## REQUEST
Each record below should appear again exactly as written.

** start DATA **

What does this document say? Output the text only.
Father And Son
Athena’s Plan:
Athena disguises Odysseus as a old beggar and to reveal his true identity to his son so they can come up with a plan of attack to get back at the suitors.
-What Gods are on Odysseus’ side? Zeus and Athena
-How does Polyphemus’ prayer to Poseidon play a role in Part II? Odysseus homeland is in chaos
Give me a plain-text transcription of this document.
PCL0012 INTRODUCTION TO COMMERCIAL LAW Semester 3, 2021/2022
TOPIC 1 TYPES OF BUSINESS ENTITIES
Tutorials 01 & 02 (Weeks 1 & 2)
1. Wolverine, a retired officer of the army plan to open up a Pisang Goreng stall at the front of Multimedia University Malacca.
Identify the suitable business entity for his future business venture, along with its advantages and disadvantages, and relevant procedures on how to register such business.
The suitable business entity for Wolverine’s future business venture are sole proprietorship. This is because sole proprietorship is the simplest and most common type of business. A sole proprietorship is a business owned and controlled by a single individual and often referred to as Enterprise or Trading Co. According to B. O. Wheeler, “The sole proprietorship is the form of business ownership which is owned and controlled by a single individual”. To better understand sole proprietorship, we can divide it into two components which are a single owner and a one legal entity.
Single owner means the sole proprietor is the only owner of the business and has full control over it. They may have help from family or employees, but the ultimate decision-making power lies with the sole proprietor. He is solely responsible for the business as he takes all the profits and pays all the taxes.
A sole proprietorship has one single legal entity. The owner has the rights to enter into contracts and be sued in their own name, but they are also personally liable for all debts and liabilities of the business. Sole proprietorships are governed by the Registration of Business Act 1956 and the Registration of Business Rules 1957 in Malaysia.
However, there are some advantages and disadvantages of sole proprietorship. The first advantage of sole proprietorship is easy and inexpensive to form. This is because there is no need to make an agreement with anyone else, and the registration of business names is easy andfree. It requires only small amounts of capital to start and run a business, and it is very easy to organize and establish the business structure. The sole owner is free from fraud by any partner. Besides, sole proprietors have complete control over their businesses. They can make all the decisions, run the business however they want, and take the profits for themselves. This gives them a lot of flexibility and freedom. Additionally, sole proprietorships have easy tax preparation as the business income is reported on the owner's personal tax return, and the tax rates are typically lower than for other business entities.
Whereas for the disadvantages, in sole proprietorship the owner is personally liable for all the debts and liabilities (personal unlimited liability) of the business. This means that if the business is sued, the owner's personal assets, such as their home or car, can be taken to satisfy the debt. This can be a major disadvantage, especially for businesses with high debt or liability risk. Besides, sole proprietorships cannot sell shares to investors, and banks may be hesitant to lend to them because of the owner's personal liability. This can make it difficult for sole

** end DATA **

## PROBLEM SOLUTION
What does this document say? Output the text only.
Father And Son
Athena’s Plan:
Athena disguises Odysseus as a old beggar and to reveal his true identity to his son so they can come up with a plan of attack to get back at the suitors.
-What Gods are on Odysseus’ side? Zeus and Athena
-How does Polyphemus’ prayer to Poseidon play a role in Part II? Odysseus homeland is in chaos
Give me a plain-text transcription of this document.
PCL0012 INTRODUCTION TO COMMERCIAL LAW Semester 3, 2021/2022
TOPIC 1 TYPES OF BUSINESS ENTITIES
Tutorials 01 & 02 (Weeks 1 & 2)
1. Wolverine, a retired officer of the army plan to open up a Pisang Goreng stall at the front of Multimedia University Malacca.
Identify the suitable business entity for his future business venture, along with its advantages and disadvantages, and relevant procedures on how to register such business.
The suitable business entity for Wolverine’s future business venture are sole proprietorship. This is because sole proprietorship is the simplest and most common type of business. A sole proprietorship is a business owned and controlled by a single individual and often referred to as Enterprise or Trading Co. According to B. O. Wheeler, “The sole proprietorship is the form of business ownership which is owned and controlled by a single individual”. To better understand sole proprietorship, we can divide it into two components which are a single owner and a one legal entity.
Single owner means the sole proprietor is the only owner of the business and has full control over it. They may have help from family or employees, but the ultimate decision-making power lies with the sole proprietor. He is solely responsible for the business as he takes all the profits and pays all the taxes.
A sole proprietorship has one single legal entity. The owner has the rights to enter into contracts and be sued in their own name, but they are also personally liable for all debts and liabilities of the business. Sole proprietorships are governed by the Registration of Business Act 1956 and the Registration of Business Rules 1957 in Malaysia.
However, there are some advantages and disadvantages of sole proprietorship. The first advantage of sole proprietorship is easy and inexpensive to form. This is because there is no need to make an agreement with anyone else, and the registration of business names is easy andfree. It requires only small amounts of capital to start and run a business, and it is very easy to organize and establish the business structure. The sole owner is free from fraud by any partner. Besides, sole proprietors have complete control over their businesses. They can make all the decisions, run the business however they want, and take the profits for themselves. This gives them a lot of flexibility and freedom. Additionally, sole proprietorships have easy tax preparation as the business income is reported on the owner's personal tax return, and the tax rates are typically lower than for other business entities.
Whereas for the disadvantages, in sole proprietorship the owner is personally liable for all the debts and liabilities (personal unlimited liability) of the business. This means that if the business is sued, the owner's personal assets, such as their home or car, can be taken to satisfy the debt. This can be a major disadvantage, especially for businesses with high debt or liability risk. Besides, sole proprietorships cannot sell shares to investors, and banks may be hesitant to lend to them because of the owner's personal liability. This can make it difficult for sole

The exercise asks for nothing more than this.